### WHAT YOU WILL DO
Reproduce the records below in their entirety, character for character.

### INPUT RECORDS
----
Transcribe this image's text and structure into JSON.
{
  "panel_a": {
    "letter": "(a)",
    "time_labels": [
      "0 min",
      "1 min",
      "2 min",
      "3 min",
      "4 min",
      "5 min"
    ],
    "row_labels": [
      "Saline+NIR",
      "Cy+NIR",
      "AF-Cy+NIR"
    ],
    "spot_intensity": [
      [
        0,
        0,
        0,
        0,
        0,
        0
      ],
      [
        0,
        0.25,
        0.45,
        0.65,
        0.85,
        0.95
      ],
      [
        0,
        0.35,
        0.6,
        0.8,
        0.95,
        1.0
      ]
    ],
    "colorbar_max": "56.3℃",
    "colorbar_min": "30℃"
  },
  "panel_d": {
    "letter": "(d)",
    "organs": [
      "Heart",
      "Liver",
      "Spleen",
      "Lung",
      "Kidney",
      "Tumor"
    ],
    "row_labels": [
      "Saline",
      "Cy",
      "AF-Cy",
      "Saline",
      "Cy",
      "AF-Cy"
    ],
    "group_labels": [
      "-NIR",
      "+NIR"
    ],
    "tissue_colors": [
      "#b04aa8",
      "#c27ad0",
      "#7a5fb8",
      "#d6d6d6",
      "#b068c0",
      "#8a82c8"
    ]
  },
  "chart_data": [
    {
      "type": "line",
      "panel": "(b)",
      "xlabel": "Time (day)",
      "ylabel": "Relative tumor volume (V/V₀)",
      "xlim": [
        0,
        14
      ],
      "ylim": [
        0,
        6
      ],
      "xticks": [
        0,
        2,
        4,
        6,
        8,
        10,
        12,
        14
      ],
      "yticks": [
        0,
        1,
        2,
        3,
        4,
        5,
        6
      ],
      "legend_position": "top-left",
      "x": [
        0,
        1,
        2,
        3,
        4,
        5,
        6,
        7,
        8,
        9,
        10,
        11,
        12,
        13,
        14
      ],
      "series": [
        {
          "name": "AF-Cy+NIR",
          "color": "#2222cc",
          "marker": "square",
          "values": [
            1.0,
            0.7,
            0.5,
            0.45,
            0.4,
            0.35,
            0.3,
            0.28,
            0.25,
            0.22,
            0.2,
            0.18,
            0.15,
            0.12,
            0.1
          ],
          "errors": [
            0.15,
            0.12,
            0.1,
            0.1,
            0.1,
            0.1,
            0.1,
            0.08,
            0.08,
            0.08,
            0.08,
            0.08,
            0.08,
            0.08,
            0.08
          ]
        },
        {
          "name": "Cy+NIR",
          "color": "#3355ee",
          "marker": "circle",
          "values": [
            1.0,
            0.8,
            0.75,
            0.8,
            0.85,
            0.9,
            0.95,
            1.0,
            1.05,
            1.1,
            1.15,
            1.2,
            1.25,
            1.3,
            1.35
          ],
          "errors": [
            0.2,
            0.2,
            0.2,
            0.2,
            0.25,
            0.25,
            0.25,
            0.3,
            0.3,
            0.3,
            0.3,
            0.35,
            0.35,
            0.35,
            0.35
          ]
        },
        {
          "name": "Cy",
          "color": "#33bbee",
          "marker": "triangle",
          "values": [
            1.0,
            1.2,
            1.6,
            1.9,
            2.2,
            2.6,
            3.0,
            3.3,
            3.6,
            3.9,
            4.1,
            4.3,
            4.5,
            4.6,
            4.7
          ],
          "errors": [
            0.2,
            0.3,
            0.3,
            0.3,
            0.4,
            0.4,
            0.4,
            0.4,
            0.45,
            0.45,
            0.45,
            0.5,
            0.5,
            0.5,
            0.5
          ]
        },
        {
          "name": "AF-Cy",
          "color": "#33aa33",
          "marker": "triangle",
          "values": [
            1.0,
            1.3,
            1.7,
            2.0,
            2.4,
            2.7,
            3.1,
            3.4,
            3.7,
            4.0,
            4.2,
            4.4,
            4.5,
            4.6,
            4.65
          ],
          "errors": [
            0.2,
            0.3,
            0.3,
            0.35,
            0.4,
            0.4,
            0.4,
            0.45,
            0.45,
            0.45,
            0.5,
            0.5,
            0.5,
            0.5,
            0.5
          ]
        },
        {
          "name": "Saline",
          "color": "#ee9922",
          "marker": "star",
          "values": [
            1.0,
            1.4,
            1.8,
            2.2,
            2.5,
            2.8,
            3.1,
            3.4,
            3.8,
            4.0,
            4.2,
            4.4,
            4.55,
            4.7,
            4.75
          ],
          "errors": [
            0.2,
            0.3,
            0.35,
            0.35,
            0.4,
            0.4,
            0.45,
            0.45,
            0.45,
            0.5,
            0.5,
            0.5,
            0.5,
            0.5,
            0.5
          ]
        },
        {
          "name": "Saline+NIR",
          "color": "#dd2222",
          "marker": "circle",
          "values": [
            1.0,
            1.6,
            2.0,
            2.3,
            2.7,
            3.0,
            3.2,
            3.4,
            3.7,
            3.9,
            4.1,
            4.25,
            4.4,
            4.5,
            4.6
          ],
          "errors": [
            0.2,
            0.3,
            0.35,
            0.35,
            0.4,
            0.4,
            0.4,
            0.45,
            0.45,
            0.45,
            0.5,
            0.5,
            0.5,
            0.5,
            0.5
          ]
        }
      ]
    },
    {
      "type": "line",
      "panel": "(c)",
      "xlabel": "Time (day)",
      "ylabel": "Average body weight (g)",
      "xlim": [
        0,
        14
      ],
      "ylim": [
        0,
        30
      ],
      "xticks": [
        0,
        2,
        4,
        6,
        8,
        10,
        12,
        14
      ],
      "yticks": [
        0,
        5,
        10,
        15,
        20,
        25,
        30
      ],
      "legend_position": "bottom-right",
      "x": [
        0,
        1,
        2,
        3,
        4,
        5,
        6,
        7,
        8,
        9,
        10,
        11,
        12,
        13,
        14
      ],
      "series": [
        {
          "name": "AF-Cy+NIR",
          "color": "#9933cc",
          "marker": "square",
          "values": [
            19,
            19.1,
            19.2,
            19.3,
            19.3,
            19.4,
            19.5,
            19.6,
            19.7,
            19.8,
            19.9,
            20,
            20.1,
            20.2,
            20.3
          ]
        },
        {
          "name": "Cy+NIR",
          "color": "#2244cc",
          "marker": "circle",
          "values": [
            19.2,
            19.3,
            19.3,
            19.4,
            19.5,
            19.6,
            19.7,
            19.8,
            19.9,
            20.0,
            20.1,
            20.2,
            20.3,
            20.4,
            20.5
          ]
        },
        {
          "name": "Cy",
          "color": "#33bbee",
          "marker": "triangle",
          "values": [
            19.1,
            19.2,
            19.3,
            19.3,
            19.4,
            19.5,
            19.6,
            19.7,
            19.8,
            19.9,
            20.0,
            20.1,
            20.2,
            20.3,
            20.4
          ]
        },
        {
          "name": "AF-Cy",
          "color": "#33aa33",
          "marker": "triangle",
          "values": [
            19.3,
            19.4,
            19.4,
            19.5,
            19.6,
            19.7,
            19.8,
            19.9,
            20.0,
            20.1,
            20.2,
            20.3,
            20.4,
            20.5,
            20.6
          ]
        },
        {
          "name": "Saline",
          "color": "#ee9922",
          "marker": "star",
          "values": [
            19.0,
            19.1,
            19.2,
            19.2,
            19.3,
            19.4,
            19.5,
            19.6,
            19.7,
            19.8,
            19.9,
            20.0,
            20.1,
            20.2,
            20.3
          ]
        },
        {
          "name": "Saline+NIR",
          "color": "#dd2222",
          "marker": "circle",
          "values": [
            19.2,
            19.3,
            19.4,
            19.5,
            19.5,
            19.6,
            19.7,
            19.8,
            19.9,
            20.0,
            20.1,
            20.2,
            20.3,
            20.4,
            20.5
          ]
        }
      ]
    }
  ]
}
----
### RESULT
Transcribe this image's text and structure into JSON.
{
  "panel_a": {
    "letter": "(a)",
    "time_labels": [
      "0 min",
      "1 min",
      "2 min",
      "3 min",
      "4 min",
      "5 min"
    ],
    "row_labels": [
      "Saline+NIR",
      "Cy+NIR",
      "AF-Cy+NIR"
    ],
    "spot_intensity": [
      [
        0,
        0,
        0,
        0,
        0,
        0
      ],
      [
        0,
        0.25,
        0.45,
        0.65,
        0.85,
        0.95
      ],
      [
        0,
        0.35,
        0.6,
        0.8,
        0.95,
        1.0
      ]
    ],
    "colorbar_max": "56.3℃",
    "colorbar_min": "30℃"
  },
  "panel_d": {
    "letter": "(d)",
    "organs": [
      "Heart",
      "Liver",
      "Spleen",
      "Lung",
      "Kidney",
      "Tumor"
    ],
    "row_labels": [
      "Saline",
      "Cy",
      "AF-Cy",
      "Saline",
      "Cy",
      "AF-Cy"
    ],
    "group_labels": [
      "-NIR",
      "+NIR"
    ],
    "tissue_colors": [
      "#b04aa8",
      "#c27ad0",
      "#7a5fb8",
      "#d6d6d6",
      "#b068c0",
      "#8a82c8"
    ]
  },
  "chart_data": [
    {
      "type": "line",
      "panel": "(b)",
      "xlabel": "Time (day)",
      "ylabel": "Relative tumor volume (V/V₀)",
      "xlim": [
        0,
        14
      ],
      "ylim": [
        0,
        6
      ],
      "xticks": [
        0,
        2,
        4,
        6,
        8,
        10,
        12,
        14
      ],
      "yticks": [
        0,
        1,
        2,
        3,
        4,
        5,
        6
      ],
      "legend_position": "top-left",
      "x": [
        0,
        1,
        2,
        3,
        4,
        5,
        6,
        7,
        8,
        9,
        10,
        11,
        12,
        13,
        14
      ],
      "series": [
        {
          "name": "AF-Cy+NIR",
          "color": "#2222cc",
          "marker": "square",
          "values": [
            1.0,
            0.7,
            0.5,
            0.45,
            0.4,
            0.35,
            0.3,
            0.28,
            0.25,
            0.22,
            0.2,
            0.18,
            0.15,
            0.12,
            0.1
          ],
          "errors": [
            0.15,
            0.12,
            0.1,
            0.1,
            0.1,
            0.1,
            0.1,
            0.08,
            0.08,
            0.08,
            0.08,
            0.08,
            0.08,
            0.08,
            0.08
          ]
        },
        {
          "name": "Cy+NIR",
          "color": "#3355ee",
          "marker": "circle",
          "values": [
            1.0,
            0.8,
            0.75,
            0.8,
            0.85,
            0.9,
            0.95,
            1.0,
            1.05,
            1.1,
            1.15,
            1.2,
            1.25,
            1.3,
            1.35
          ],
          "errors": [
            0.2,
            0.2,
            0.2,
            0.2,
            0.25,
            0.25,
            0.25,
            0.3,
            0.3,
            0.3,
            0.3,
            0.35,
            0.35,
            0.35,
            0.35
          ]
        },
        {
          "name": "Cy",
          "color": "#33bbee",
          "marker": "triangle",
          "values": [
            1.0,
            1.2,
            1.6,
            1.9,
            2.2,
            2.6,
            3.0,
            3.3,
            3.6,
            3.9,
            4.1,
            4.3,
            4.5,
            4.6,
            4.7
          ],
          "errors": [
            0.2,
            0.3,
            0.3,
            0.3,
            0.4,
            0.4,
            0.4,
            0.4,
            0.45,
            0.45,
            0.45,
            0.5,
            0.5,
            0.5,
            0.5
          ]
        },
        {
          "name": "AF-Cy",
          "color": "#33aa33",
          "marker": "triangle",
          "values": [
            1.0,
            1.3,
            1.7,
            2.0,
            2.4,
            2.7,
            3.1,
            3.4,
            3.7,
            4.0,
            4.2,
            4.4,
            4.5,
            4.6,
            4.65
          ],
          "errors": [
            0.2,
            0.3,
            0.3,
            0.35,
            0.4,
            0.4,
            0.4,
            0.45,
            0.45,
            0.45,
            0.5,
            0.5,
            0.5,
            0.5,
            0.5
          ]
        },
        {
          "name": "Saline",
          "color": "#ee9922",
          "marker": "star",
          "values": [
            1.0,
            1.4,
            1.8,
            2.2,
            2.5,
            2.8,
            3.1,
            3.4,
            3.8,
            4.0,
            4.2,
            4.4,
            4.55,
            4.7,
            4.75
          ],
          "errors": [
            0.2,
            0.3,
            0.35,
            0.35,
            0.4,
            0.4,
            0.45,
            0.45,
            0.45,
            0.5,
            0.5,
            0.5,
            0.5,
            0.5,
            0.5
          ]
        },
        {
          "name": "Saline+NIR",
          "color": "#dd2222",
          "marker": "circle",
          "values": [
            1.0,
            1.6,
            2.0,
            2.3,
            2.7,
            3.0,
            3.2,
            3.4,
            3.7,
            3.9,
            4.1,
            4.25,
            4.4,
            4.5,
            4.6
          ],
          "errors": [
            0.2,
            0.3,
            0.35,
            0.35,
            0.4,
            0.4,
            0.4,
            0.45,
            0.45,
            0.45,
            0.5,
            0.5,
            0.5,
            0.5,
            0.5
          ]
        }
      ]
    },
    {
      "type": "line",
      "panel": "(c)",
      "xlabel": "Time (day)",
      "ylabel": "Average body weight (g)",
      "xlim": [
        0,
        14
      ],
      "ylim": [
        0,
        30
      ],
      "xticks": [
        0,
        2,
        4,
        6,
        8,
        10,
        12,
        14
      ],
      "yticks": [
        0,
        5,
        10,
        15,
        20,
        25,
        30
      ],
      "legend_position": "bottom-right",
      "x": [
        0,
        1,
        2,
        3,
        4,
        5,
        6,
        7,
        8,
        9,
        10,
        11,
        12,
        13,
        14
      ],
      "series": [
        {
          "name": "AF-Cy+NIR",
          "color": "#9933cc",
          "marker": "square",
          "values": [
            19,
            19.1,
            19.2,
            19.3,
            19.3,
            19.4,
            19.5,
            19.6,
            19.7,
            19.8,
            19.9,
            20,
            20.1,
            20.2,
            20.3
          ]
        },
        {
          "name": "Cy+NIR",
          "color": "#2244cc",
          "marker": "circle",
          "values": [
            19.2,
            19.3,
            19.3,
            19.4,
            19.5,
            19.6,
            19.7,
            19.8,
            19.9,
            20.0,
            20.1,
            20.2,
            20.3,
            20.4,
            20.5
          ]
        },
        {
          "name": "Cy",
          "color": "#33bbee",
          "marker": "triangle",
          "values": [
            19.1,
            19.2,
            19.3,
            19.3,
            19.4,
            19.5,
            19.6,
            19.7,
            19.8,
            19.9,
            20.0,
            20.1,
            20.2,
            20.3,
            20.4
          ]
        },
        {
          "name": "AF-Cy",
          "color": "#33aa33",
          "marker": "triangle",
          "values": [
            19.3,
            19.4,
            19.4,
            19.5,
            19.6,
            19.7,
            19.8,
            19.9,
            20.0,
            20.1,
            20.2,
            20.3,
            20.4,
            20.5,
            20.6
          ]
        },
        {
          "name": "Saline",
          "color": "#ee9922",
          "marker": "star",
          "values": [
            19.0,
            19.1,
            19.2,
            19.2,
            19.3,
            19.4,
            19.5,
            19.6,
            19.7,
            19.8,
            19.9,
            20.0,
            20.1,
            20.2,
            20.3
          ]
        },
        {
          "name": "Saline+NIR",
          "color": "#dd2222",
          "marker": "circle",
          "values": [
            19.2,
            19.3,
            19.4,
            19.5,
            19.5,
            19.6,
            19.7,
            19.8,
            19.9,
            20.0,
            20.1,
            20.2,
            20.3,
            20.4,
            20.5
          ]
        }
      ]
    }
  ]
}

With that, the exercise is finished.